─── RECORDS SUPPLIED ───

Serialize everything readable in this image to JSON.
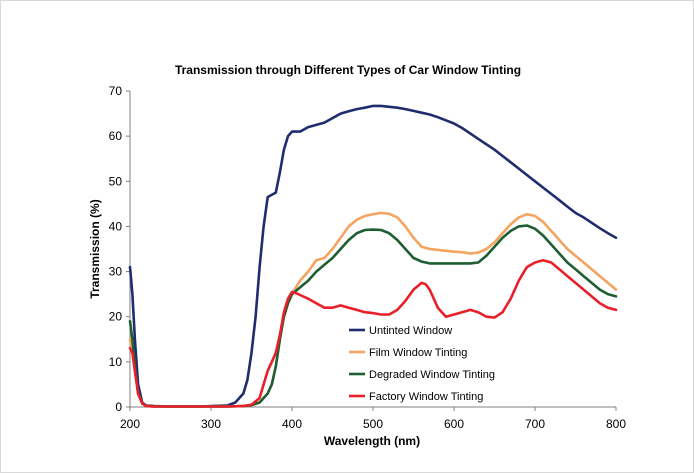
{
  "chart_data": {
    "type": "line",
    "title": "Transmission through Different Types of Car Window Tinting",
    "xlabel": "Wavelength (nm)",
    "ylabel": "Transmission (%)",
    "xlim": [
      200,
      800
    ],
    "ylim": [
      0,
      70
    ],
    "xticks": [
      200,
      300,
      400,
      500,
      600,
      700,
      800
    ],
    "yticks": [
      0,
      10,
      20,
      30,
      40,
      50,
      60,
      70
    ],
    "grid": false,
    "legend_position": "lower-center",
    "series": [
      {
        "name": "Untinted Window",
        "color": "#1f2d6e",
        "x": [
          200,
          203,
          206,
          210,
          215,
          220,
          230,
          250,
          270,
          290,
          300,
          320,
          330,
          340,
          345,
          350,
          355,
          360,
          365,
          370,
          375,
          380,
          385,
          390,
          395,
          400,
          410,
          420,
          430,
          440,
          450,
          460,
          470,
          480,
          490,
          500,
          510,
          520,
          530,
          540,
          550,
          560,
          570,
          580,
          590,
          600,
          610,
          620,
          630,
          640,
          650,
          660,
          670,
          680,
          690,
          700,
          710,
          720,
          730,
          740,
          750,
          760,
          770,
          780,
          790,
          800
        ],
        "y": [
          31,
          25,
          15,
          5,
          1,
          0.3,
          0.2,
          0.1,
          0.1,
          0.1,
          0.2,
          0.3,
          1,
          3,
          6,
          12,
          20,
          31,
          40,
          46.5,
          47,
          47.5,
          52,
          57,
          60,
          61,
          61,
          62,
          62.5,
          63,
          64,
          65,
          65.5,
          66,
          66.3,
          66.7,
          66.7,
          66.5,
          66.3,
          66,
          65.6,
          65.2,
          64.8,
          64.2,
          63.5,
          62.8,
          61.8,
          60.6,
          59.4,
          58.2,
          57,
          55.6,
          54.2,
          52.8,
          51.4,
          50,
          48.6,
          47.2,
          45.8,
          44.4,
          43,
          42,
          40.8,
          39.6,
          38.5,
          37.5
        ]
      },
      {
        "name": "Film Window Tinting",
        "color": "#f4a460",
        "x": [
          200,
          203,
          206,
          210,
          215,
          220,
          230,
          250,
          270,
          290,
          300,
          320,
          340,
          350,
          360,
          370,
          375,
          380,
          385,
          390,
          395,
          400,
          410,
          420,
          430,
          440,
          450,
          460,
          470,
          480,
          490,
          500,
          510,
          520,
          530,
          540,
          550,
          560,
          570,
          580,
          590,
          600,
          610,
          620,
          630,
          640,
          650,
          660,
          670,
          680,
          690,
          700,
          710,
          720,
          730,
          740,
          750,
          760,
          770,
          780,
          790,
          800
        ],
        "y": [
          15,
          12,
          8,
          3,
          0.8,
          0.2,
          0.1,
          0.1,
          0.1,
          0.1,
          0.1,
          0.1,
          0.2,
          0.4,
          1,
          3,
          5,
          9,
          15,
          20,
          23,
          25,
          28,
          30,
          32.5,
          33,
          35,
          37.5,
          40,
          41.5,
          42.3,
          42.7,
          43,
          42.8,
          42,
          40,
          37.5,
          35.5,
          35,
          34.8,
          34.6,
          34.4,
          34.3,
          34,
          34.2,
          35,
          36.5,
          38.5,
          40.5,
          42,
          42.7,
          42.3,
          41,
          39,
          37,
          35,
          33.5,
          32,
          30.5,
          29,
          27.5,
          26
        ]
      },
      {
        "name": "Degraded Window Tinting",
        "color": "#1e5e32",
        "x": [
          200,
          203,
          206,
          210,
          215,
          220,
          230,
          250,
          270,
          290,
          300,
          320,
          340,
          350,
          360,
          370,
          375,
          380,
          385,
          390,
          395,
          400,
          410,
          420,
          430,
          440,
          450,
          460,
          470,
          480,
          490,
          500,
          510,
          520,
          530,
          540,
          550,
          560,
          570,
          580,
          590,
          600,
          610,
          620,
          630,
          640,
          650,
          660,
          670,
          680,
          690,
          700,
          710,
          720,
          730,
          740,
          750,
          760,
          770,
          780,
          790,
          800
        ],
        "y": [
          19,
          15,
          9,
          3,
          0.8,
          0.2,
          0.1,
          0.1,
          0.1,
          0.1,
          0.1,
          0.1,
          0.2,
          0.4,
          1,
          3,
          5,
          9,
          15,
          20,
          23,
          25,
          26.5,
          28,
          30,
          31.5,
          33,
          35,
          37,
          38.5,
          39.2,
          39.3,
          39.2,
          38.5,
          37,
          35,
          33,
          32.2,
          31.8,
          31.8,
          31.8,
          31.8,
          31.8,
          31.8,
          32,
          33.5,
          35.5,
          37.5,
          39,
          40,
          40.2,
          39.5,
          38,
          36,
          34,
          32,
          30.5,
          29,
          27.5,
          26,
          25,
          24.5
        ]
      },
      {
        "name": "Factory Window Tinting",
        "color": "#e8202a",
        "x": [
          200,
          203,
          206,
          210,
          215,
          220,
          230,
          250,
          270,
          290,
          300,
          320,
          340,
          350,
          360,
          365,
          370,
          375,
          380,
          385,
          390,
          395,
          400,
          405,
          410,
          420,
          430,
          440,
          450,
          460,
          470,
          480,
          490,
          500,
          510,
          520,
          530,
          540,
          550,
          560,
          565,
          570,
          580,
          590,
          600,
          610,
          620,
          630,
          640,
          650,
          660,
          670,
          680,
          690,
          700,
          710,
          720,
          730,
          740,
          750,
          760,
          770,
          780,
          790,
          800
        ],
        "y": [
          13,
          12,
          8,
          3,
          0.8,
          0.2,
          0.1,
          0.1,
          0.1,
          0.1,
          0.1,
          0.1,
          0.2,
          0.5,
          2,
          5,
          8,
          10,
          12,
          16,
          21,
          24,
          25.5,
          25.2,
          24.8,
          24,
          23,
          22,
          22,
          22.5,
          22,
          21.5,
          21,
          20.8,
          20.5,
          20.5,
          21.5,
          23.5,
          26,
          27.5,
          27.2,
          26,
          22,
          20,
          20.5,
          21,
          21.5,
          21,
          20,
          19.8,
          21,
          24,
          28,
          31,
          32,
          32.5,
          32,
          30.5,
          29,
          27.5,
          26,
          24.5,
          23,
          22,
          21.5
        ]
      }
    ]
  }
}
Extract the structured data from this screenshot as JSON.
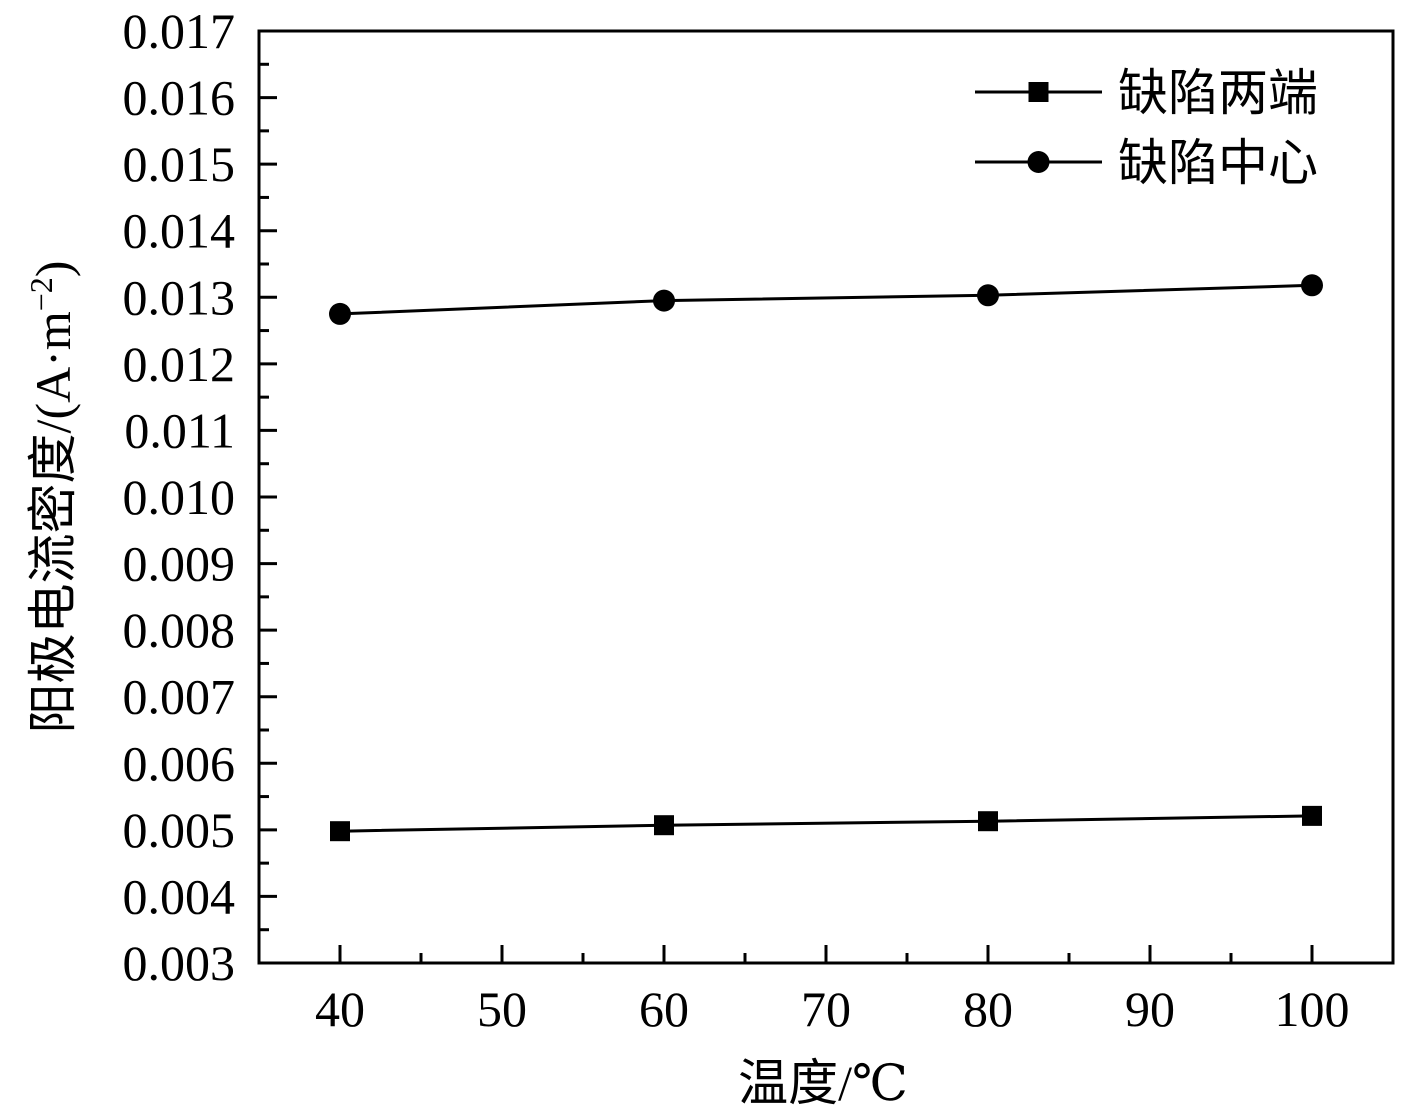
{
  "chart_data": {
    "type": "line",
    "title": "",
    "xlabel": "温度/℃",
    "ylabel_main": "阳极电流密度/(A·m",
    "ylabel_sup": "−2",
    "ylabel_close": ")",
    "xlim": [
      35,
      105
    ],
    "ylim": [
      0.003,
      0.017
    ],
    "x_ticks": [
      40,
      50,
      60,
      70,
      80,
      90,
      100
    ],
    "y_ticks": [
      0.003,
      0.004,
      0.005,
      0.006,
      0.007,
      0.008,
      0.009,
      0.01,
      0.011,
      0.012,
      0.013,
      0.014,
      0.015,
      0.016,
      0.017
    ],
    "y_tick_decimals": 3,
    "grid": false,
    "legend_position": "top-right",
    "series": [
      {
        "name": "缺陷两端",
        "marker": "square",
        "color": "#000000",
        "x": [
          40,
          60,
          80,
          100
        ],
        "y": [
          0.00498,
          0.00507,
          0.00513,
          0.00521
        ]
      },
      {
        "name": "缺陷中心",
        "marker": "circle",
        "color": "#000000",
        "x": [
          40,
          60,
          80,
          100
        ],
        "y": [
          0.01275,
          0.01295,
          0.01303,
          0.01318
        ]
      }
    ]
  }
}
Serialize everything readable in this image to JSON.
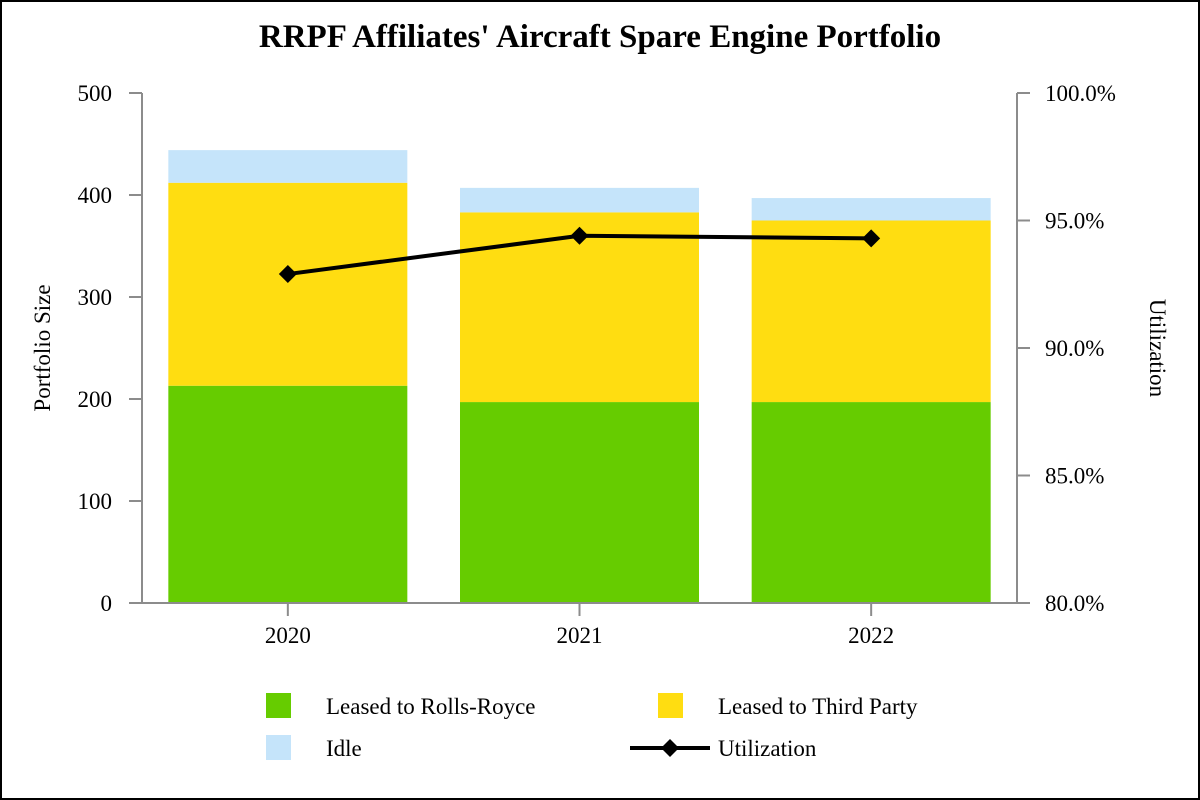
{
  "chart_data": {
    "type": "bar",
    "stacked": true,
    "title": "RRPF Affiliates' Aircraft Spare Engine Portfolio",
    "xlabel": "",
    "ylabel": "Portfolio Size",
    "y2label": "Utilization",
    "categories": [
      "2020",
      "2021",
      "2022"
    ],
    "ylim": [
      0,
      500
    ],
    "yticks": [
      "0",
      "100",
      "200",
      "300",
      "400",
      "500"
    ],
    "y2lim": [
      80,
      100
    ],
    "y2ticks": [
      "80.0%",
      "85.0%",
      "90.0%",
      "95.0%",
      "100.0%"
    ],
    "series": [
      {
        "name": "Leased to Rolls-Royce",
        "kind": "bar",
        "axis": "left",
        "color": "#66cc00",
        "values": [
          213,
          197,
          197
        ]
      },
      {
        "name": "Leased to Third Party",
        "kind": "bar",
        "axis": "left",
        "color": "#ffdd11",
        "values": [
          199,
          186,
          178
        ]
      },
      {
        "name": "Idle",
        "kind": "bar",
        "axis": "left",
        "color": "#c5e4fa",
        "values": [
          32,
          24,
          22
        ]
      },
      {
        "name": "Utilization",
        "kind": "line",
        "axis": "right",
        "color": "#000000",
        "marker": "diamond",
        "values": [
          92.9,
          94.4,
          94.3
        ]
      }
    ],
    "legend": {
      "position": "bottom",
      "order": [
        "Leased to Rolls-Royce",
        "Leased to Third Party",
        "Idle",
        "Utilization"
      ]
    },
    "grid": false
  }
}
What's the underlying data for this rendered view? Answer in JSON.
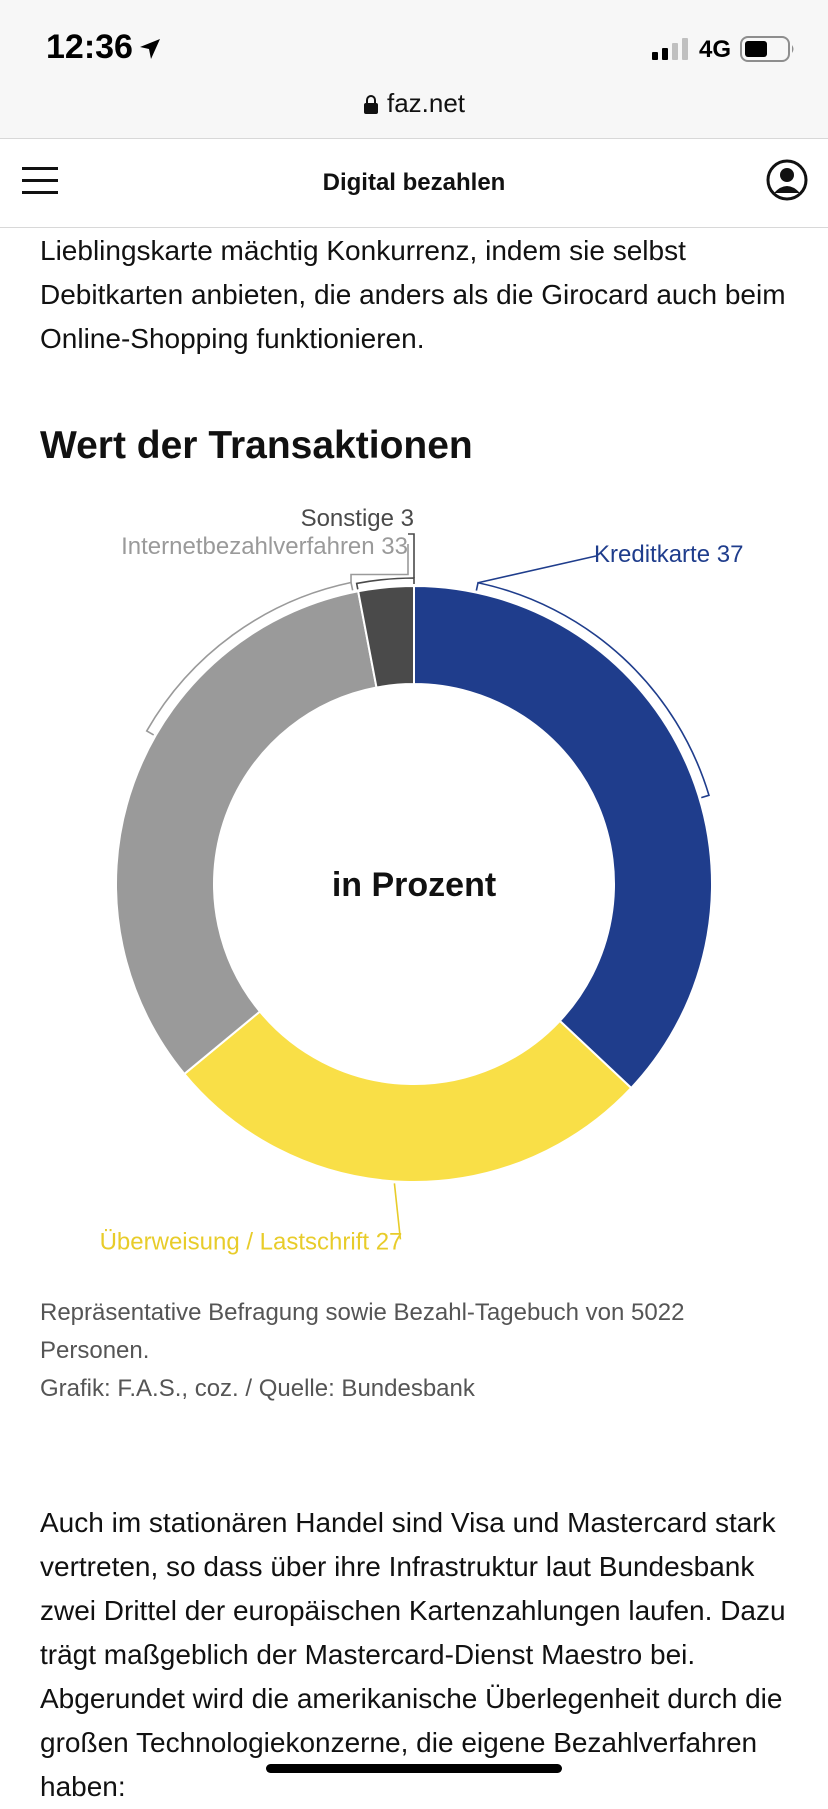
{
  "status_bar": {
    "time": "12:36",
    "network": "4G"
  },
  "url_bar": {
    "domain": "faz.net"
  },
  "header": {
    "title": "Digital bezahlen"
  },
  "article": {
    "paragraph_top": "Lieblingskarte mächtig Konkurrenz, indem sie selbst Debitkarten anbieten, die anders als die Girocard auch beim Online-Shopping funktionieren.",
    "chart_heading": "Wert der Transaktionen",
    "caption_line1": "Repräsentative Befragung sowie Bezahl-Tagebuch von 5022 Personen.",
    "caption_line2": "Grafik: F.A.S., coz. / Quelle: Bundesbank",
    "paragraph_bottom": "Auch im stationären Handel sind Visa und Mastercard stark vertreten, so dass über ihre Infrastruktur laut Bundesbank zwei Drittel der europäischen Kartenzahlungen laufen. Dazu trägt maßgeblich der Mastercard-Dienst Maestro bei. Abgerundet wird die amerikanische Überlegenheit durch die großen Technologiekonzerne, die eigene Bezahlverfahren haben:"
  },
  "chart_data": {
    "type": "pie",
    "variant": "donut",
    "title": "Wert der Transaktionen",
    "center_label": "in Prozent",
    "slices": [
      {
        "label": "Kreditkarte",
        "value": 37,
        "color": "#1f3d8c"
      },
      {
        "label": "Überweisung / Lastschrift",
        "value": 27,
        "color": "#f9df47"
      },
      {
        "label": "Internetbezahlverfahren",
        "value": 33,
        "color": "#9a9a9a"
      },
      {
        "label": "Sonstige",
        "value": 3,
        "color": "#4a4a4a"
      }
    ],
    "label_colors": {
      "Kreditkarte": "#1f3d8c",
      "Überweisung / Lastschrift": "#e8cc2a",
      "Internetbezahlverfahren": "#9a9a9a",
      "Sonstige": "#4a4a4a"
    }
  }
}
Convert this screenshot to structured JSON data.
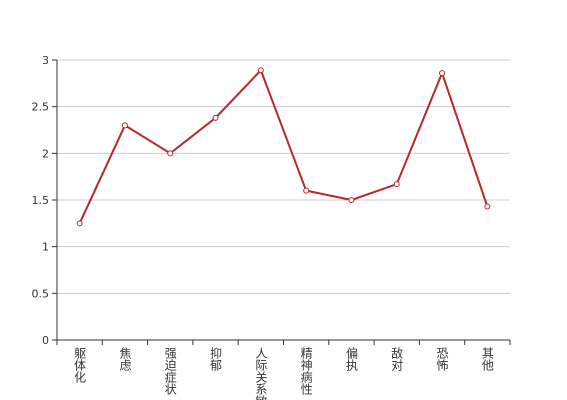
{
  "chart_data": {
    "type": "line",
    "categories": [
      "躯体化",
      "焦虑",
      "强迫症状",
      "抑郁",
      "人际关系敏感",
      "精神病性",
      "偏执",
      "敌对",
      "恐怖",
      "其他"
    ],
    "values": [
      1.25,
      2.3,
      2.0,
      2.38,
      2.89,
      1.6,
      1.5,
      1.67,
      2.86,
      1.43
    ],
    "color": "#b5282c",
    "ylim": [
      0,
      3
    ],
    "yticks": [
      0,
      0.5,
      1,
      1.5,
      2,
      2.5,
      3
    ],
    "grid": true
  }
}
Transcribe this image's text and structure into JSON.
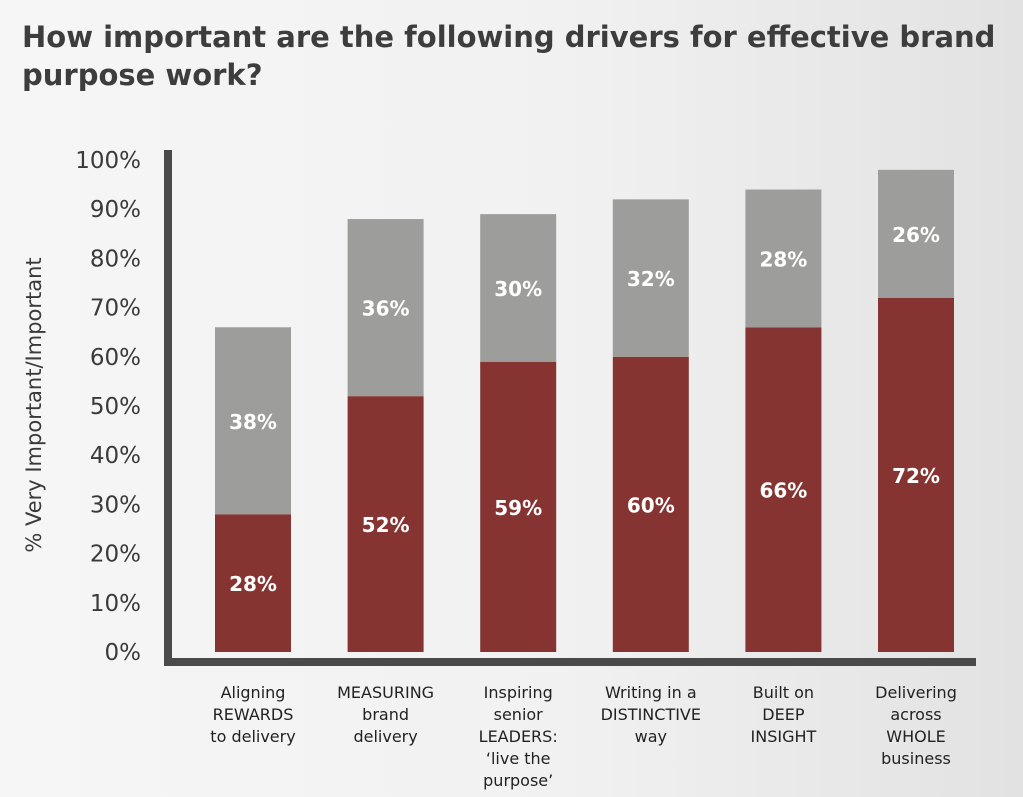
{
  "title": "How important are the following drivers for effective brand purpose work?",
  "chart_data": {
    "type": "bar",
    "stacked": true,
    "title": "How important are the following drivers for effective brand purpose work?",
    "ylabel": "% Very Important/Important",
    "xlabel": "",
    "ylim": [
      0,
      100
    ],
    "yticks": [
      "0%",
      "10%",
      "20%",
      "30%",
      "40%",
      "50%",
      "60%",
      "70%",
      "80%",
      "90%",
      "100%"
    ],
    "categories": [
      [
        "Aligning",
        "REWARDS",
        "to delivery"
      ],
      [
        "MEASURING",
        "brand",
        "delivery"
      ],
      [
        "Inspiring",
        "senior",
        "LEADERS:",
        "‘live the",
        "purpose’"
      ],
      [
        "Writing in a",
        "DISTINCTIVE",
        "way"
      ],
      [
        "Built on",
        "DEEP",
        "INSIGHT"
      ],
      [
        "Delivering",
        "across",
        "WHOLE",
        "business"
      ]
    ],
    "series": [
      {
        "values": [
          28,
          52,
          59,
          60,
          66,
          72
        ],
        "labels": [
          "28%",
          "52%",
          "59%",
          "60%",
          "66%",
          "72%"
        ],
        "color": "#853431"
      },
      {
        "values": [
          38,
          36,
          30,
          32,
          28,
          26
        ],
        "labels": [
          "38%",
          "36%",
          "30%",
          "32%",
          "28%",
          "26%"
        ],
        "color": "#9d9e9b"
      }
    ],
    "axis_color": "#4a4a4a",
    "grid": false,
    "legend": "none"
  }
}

───

Using the data above, copy each line that contains "Bundesbank".

EXERCISE OUTPUT:
    "caption_line2": "Grafik: F.A.S., coz. / Quelle: Bundesbank",
    "paragraph_bottom": "Auch im stationären Handel sind Visa und Mastercard stark vertreten, so dass über ihre Infrastruktur laut Bundesbank zwei Drittel der europäischen Kartenzahlungen laufen. Dazu trägt maßgeblich der Mastercard-Dienst Maestro bei. Abgerundet wird die amerikanische Überlegenheit durch die großen Technologiekonzerne, die eigene Bezahlverfahren haben:"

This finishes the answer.